> Task statement
Quote every line of the data below as it stands, omitting pictures.

[Stored data]
◇ ◇ ◇ ◇ ◇ ◇ ◇
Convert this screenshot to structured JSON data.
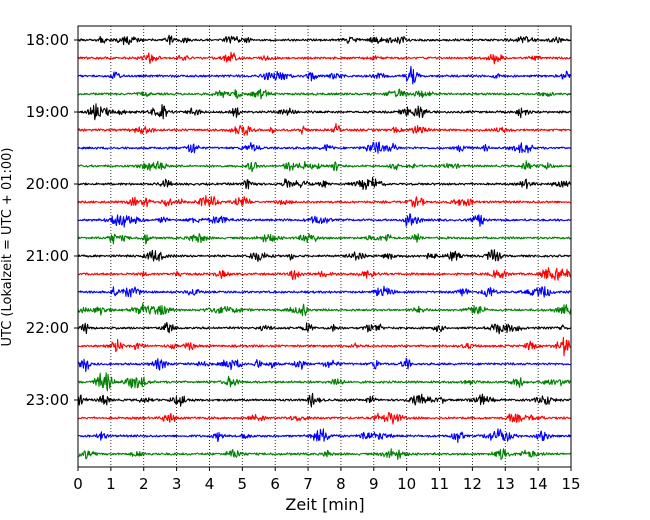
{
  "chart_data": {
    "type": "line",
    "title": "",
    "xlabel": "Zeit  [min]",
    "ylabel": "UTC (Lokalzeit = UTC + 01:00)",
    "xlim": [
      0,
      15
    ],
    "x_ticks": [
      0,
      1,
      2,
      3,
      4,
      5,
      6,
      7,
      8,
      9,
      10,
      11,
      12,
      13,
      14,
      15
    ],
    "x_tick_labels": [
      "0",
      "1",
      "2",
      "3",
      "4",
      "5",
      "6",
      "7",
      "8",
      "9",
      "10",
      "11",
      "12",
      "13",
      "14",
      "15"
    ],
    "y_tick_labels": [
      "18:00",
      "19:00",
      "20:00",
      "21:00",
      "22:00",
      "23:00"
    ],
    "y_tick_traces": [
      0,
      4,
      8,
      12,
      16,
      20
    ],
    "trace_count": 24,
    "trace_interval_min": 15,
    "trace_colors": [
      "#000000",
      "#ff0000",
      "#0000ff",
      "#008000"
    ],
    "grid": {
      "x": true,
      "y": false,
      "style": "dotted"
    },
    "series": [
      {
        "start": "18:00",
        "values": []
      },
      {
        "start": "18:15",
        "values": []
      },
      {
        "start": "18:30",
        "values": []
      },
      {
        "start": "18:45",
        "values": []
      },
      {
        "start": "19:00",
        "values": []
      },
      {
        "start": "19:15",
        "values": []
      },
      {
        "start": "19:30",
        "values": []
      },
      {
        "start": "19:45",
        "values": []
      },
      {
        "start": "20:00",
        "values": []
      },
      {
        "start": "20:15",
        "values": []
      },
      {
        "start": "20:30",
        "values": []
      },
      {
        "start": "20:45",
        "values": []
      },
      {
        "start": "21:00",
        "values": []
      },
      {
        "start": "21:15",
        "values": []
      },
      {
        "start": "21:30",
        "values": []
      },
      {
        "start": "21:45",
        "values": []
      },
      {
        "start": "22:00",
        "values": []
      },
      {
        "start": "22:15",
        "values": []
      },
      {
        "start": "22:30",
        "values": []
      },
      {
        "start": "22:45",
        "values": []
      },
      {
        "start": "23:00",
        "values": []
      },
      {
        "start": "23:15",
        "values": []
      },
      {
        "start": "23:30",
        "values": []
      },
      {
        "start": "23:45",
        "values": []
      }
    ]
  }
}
◇ ◇ ◇ ◇ ◇ ◇ ◇
> Written answer
Convert this screenshot to structured JSON data.
{
  "chart_data": {
    "type": "line",
    "title": "",
    "xlabel": "Zeit  [min]",
    "ylabel": "UTC (Lokalzeit = UTC + 01:00)",
    "xlim": [
      0,
      15
    ],
    "x_ticks": [
      0,
      1,
      2,
      3,
      4,
      5,
      6,
      7,
      8,
      9,
      10,
      11,
      12,
      13,
      14,
      15
    ],
    "x_tick_labels": [
      "0",
      "1",
      "2",
      "3",
      "4",
      "5",
      "6",
      "7",
      "8",
      "9",
      "10",
      "11",
      "12",
      "13",
      "14",
      "15"
    ],
    "y_tick_labels": [
      "18:00",
      "19:00",
      "20:00",
      "21:00",
      "22:00",
      "23:00"
    ],
    "y_tick_traces": [
      0,
      4,
      8,
      12,
      16,
      20
    ],
    "trace_count": 24,
    "trace_interval_min": 15,
    "trace_colors": [
      "#000000",
      "#ff0000",
      "#0000ff",
      "#008000"
    ],
    "grid": {
      "x": true,
      "y": false,
      "style": "dotted"
    },
    "series": [
      {
        "start": "18:00",
        "values": []
      },
      {
        "start": "18:15",
        "values": []
      },
      {
        "start": "18:30",
        "values": []
      },
      {
        "start": "18:45",
        "values": []
      },
      {
        "start": "19:00",
        "values": []
      },
      {
        "start": "19:15",
        "values": []
      },
      {
        "start": "19:30",
        "values": []
      },
      {
        "start": "19:45",
        "values": []
      },
      {
        "start": "20:00",
        "values": []
      },
      {
        "start": "20:15",
        "values": []
      },
      {
        "start": "20:30",
        "values": []
      },
      {
        "start": "20:45",
        "values": []
      },
      {
        "start": "21:00",
        "values": []
      },
      {
        "start": "21:15",
        "values": []
      },
      {
        "start": "21:30",
        "values": []
      },
      {
        "start": "21:45",
        "values": []
      },
      {
        "start": "22:00",
        "values": []
      },
      {
        "start": "22:15",
        "values": []
      },
      {
        "start": "22:30",
        "values": []
      },
      {
        "start": "22:45",
        "values": []
      },
      {
        "start": "23:00",
        "values": []
      },
      {
        "start": "23:15",
        "values": []
      },
      {
        "start": "23:30",
        "values": []
      },
      {
        "start": "23:45",
        "values": []
      }
    ]
  }
}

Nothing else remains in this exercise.